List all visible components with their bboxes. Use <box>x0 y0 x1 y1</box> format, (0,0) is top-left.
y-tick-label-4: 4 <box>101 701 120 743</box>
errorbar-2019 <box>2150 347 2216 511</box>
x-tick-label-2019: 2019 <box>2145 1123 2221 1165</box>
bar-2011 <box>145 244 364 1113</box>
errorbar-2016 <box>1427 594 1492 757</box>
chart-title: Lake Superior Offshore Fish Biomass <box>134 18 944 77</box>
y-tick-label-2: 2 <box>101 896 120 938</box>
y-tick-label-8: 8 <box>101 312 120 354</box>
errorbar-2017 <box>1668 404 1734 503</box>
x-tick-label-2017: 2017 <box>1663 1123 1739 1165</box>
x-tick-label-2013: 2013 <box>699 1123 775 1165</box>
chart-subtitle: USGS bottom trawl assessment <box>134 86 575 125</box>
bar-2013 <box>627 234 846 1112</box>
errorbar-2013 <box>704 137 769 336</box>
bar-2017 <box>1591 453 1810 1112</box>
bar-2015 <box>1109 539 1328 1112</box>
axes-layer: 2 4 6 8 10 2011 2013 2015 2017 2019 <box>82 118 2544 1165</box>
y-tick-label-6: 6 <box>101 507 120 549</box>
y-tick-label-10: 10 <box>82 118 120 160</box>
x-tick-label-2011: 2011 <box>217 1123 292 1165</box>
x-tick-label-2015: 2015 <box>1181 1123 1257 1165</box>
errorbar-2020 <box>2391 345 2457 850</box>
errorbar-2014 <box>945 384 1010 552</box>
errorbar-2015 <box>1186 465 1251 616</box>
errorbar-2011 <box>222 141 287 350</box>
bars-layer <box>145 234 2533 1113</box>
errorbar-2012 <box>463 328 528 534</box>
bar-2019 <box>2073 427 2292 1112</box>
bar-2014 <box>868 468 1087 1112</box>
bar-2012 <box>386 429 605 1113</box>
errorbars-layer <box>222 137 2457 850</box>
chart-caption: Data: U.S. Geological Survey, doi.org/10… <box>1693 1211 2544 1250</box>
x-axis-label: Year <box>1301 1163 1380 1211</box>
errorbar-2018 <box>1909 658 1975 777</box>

______

**To be done**
Can you write out all of the items above again, swapping every "x-tick-label" for "x-axis-tick" and leaving everything else unchanged?

**Solution for this problem**
List all visible components with their bboxes. Use <box>x0 y0 x1 y1</box> format, (0,0) is top-left.
y-tick-label-4: 4 <box>101 701 120 743</box>
errorbar-2019 <box>2150 347 2216 511</box>
x-axis-tick-2019: 2019 <box>2145 1123 2221 1165</box>
bar-2011 <box>145 244 364 1113</box>
errorbar-2016 <box>1427 594 1492 757</box>
chart-title: Lake Superior Offshore Fish Biomass <box>134 18 944 77</box>
y-tick-label-2: 2 <box>101 896 120 938</box>
y-tick-label-8: 8 <box>101 312 120 354</box>
errorbar-2017 <box>1668 404 1734 503</box>
x-axis-tick-2017: 2017 <box>1663 1123 1739 1165</box>
x-axis-tick-2013: 2013 <box>699 1123 775 1165</box>
chart-subtitle: USGS bottom trawl assessment <box>134 86 575 125</box>
bar-2013 <box>627 234 846 1112</box>
errorbar-2013 <box>704 137 769 336</box>
bar-2017 <box>1591 453 1810 1112</box>
bar-2015 <box>1109 539 1328 1112</box>
axes-layer: 2 4 6 8 10 2011 2013 2015 2017 2019 <box>82 118 2544 1165</box>
y-tick-label-6: 6 <box>101 507 120 549</box>
y-tick-label-10: 10 <box>82 118 120 160</box>
x-axis-tick-2011: 2011 <box>217 1123 292 1165</box>
x-axis-tick-2015: 2015 <box>1181 1123 1257 1165</box>
errorbar-2020 <box>2391 345 2457 850</box>
errorbar-2014 <box>945 384 1010 552</box>
errorbar-2015 <box>1186 465 1251 616</box>
errorbar-2011 <box>222 141 287 350</box>
bars-layer <box>145 234 2533 1113</box>
errorbar-2012 <box>463 328 528 534</box>
bar-2019 <box>2073 427 2292 1112</box>
bar-2014 <box>868 468 1087 1112</box>
bar-2012 <box>386 429 605 1113</box>
errorbars-layer <box>222 137 2457 850</box>
chart-caption: Data: U.S. Geological Survey, doi.org/10… <box>1693 1211 2544 1250</box>
x-axis-label: Year <box>1301 1163 1380 1211</box>
errorbar-2018 <box>1909 658 1975 777</box>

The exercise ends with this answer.